**Problem to solve**: Using the material that follows, identify and copy each line with the string "this".
'''
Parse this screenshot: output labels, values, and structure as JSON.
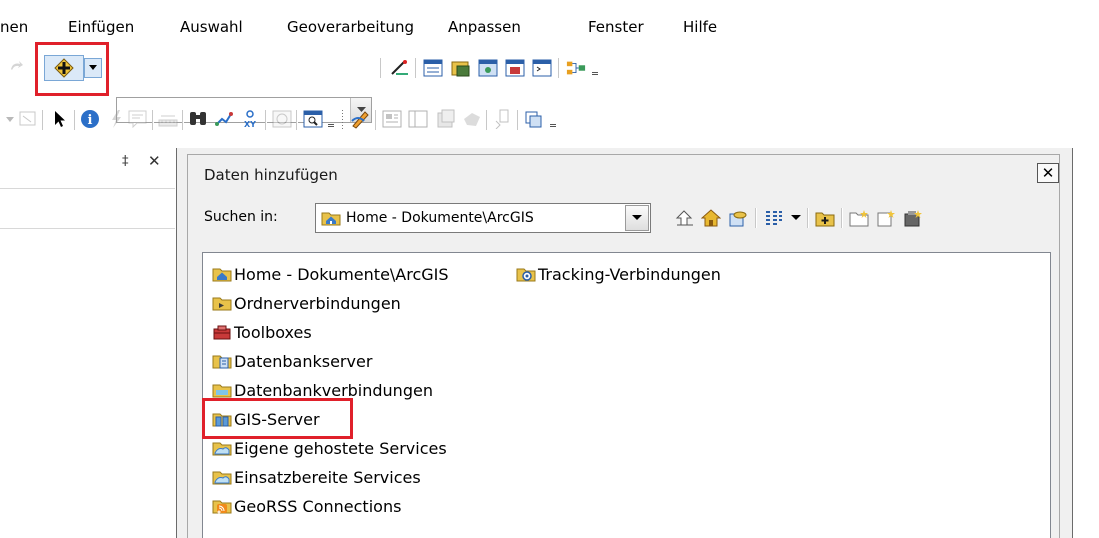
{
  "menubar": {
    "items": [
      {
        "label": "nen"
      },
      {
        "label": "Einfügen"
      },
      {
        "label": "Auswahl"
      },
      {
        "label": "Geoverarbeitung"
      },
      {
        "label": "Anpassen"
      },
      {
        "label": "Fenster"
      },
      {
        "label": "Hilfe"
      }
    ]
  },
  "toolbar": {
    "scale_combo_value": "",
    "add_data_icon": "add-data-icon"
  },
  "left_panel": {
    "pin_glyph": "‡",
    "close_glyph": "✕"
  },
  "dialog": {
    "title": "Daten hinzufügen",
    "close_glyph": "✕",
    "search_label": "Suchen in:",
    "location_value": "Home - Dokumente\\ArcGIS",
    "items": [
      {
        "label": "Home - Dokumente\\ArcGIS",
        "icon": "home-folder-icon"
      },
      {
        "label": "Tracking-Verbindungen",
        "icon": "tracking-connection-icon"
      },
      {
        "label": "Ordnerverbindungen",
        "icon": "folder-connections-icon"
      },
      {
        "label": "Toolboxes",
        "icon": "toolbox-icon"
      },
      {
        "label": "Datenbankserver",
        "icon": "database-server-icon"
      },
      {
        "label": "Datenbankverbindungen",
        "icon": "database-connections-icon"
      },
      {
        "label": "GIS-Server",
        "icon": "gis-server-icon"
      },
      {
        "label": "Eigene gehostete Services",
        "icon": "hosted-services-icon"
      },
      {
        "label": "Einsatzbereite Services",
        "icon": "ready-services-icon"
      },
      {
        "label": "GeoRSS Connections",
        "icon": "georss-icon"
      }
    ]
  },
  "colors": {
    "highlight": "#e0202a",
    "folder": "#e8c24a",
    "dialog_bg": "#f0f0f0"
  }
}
'''
'''
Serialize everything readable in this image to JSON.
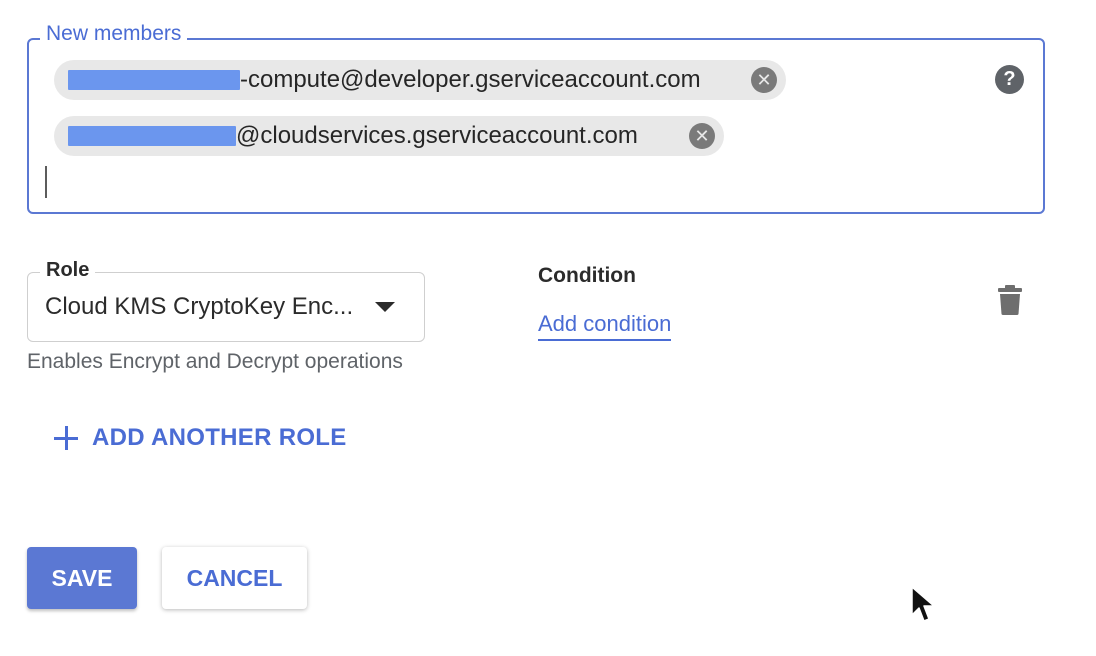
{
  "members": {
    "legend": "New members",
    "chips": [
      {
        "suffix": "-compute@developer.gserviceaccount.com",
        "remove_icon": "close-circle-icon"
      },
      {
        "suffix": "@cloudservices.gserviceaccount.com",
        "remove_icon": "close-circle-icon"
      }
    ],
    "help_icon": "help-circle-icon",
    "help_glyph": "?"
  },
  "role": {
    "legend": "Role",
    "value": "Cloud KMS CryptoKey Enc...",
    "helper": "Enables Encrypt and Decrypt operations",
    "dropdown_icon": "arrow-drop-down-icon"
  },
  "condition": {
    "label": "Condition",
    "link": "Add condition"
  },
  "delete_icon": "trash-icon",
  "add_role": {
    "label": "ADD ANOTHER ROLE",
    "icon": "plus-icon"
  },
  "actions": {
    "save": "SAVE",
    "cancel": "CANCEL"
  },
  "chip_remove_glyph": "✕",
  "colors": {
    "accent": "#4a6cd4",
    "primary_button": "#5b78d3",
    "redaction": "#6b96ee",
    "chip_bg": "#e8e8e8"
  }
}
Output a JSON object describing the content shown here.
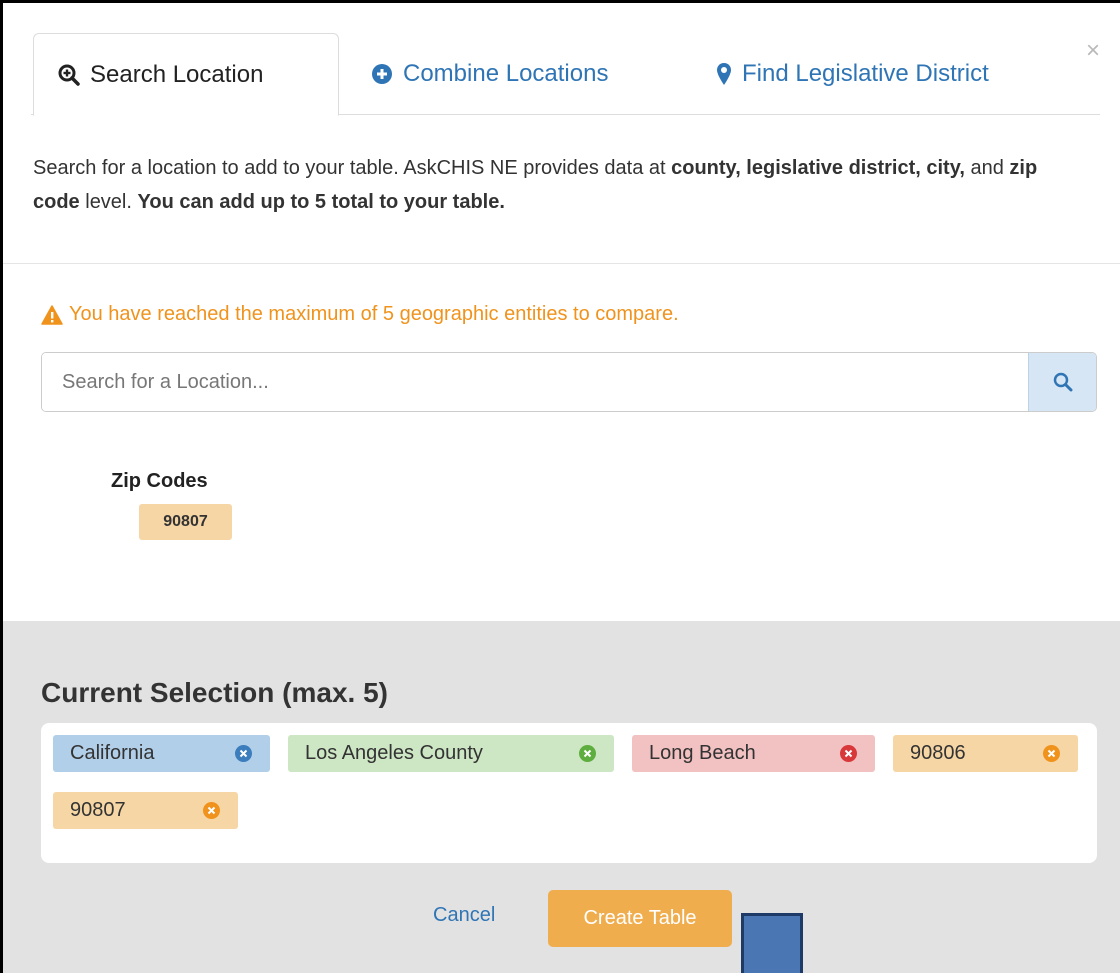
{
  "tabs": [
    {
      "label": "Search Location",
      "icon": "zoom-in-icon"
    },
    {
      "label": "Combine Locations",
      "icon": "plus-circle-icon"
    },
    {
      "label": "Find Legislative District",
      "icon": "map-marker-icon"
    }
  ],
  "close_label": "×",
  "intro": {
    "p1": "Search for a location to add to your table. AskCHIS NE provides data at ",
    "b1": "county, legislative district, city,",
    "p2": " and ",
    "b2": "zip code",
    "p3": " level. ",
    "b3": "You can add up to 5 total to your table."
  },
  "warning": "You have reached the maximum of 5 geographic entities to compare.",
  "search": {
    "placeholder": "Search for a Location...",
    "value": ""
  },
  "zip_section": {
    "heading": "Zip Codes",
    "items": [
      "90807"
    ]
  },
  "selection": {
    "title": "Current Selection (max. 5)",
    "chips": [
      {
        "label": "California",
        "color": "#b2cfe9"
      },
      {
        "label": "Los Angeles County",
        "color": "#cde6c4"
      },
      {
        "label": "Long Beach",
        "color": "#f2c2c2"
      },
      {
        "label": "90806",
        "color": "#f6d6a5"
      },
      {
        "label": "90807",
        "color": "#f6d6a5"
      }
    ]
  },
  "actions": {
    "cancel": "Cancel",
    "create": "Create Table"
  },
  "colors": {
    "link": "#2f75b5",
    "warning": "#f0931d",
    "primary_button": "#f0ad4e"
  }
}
'''
**Exercise response**:
Parse this screenshot: output labels, values, and structure as JSON.
Serialize everything readable in this image to JSON.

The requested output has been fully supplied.